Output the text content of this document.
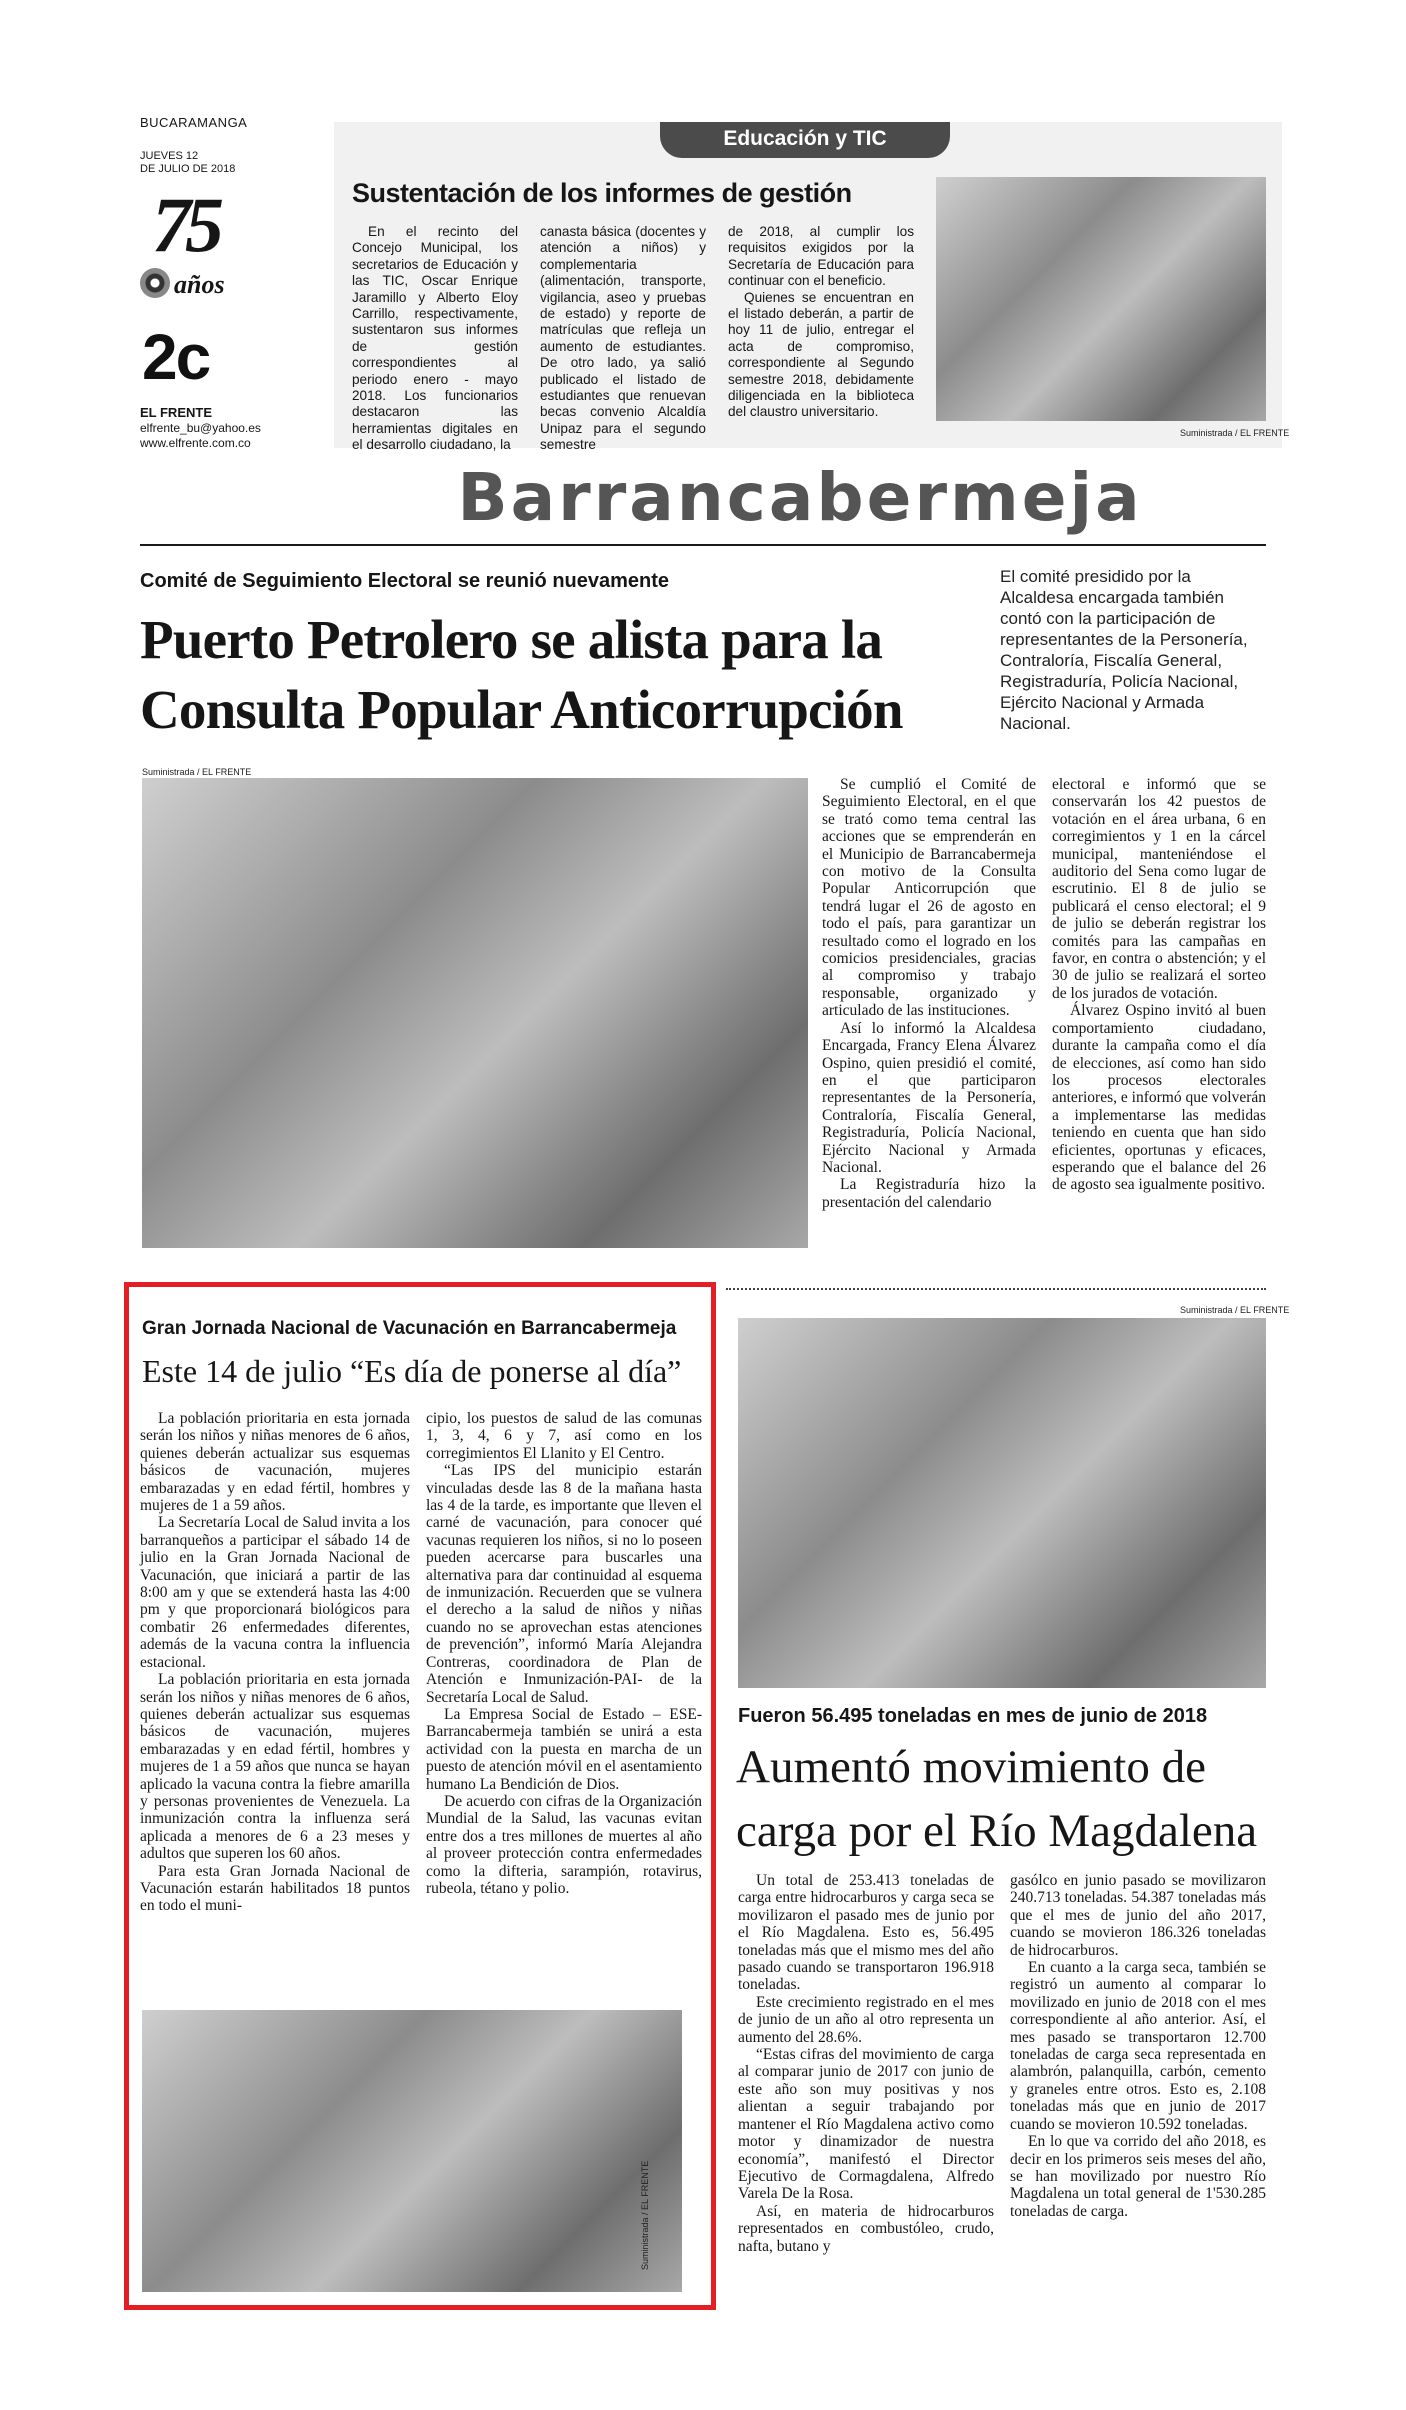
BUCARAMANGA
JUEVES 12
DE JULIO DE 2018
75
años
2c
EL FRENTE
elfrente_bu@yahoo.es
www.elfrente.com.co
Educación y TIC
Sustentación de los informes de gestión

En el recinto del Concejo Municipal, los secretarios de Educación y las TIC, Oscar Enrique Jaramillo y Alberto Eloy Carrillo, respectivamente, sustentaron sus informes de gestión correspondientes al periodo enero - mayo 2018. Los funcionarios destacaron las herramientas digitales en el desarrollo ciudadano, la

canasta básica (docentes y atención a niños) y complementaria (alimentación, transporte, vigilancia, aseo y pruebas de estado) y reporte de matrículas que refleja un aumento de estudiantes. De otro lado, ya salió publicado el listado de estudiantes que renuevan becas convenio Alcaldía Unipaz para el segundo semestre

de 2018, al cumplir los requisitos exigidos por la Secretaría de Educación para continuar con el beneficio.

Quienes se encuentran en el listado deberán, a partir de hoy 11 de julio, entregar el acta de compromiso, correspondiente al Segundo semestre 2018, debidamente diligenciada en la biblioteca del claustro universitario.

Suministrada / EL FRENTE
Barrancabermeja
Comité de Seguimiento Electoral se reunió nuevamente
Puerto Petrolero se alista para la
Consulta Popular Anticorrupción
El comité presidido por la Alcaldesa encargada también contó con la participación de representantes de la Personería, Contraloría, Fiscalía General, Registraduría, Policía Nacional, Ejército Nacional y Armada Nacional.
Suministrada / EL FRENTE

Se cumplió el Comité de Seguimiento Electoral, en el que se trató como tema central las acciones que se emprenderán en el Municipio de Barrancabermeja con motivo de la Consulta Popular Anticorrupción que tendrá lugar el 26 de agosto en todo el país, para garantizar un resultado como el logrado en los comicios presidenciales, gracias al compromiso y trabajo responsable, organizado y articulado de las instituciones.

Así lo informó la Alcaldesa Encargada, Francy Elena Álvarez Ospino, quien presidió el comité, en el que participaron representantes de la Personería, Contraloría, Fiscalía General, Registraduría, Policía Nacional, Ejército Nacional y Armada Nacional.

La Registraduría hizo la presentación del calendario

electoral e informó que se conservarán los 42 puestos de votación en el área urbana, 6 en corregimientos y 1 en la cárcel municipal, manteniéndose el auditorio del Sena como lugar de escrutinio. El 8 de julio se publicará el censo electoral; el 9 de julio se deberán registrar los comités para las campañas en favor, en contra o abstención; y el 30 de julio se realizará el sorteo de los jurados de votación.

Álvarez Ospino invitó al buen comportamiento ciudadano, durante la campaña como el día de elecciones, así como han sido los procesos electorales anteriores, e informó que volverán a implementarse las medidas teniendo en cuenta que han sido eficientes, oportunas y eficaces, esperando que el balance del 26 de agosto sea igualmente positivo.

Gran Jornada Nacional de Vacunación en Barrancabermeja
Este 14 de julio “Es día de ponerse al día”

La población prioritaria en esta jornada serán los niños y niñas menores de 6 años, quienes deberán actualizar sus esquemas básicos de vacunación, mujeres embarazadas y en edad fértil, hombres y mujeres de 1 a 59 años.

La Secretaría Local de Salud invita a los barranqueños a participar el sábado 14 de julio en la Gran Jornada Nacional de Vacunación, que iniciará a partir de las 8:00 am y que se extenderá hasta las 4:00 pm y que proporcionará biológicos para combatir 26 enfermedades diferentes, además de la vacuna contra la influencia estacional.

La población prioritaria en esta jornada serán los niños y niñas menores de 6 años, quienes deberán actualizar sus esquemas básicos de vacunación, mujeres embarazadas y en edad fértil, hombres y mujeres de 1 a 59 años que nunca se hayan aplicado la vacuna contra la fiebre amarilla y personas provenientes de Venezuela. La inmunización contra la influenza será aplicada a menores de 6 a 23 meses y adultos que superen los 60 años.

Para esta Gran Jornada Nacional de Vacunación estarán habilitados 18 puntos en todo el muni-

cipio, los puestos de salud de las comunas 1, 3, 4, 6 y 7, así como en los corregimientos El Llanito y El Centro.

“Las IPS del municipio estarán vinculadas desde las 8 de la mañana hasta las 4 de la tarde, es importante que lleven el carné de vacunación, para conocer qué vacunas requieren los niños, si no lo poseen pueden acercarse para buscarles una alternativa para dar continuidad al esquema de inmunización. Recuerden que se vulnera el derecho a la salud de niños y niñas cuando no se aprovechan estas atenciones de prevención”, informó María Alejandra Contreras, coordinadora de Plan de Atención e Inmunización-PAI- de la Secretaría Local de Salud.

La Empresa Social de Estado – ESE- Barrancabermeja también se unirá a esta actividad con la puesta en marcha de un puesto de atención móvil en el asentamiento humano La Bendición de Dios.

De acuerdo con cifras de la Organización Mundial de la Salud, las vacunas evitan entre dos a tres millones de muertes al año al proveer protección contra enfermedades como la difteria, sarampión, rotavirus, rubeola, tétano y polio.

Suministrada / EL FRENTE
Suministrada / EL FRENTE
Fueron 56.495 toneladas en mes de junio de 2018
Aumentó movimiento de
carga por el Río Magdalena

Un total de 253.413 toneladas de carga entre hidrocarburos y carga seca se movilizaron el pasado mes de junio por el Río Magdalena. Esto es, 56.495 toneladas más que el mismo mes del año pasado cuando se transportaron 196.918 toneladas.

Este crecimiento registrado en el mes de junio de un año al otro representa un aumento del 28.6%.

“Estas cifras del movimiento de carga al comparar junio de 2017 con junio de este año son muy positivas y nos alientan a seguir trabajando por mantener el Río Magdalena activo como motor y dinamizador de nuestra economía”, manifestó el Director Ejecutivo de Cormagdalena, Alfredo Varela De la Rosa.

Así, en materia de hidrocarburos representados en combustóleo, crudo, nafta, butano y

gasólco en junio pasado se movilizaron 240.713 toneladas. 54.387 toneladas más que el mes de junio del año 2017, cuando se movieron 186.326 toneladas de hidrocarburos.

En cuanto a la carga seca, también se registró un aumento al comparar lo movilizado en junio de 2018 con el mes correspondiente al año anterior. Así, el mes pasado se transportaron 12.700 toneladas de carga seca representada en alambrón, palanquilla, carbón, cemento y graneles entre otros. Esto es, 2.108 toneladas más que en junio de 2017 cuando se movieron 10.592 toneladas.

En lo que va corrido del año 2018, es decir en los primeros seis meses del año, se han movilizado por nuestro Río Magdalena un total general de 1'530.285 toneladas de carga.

HOW TO COMPLETE THIS TASK:
Provide only the count of lines above in which the word "seca" occurs.

YOUR SOLUTION:
2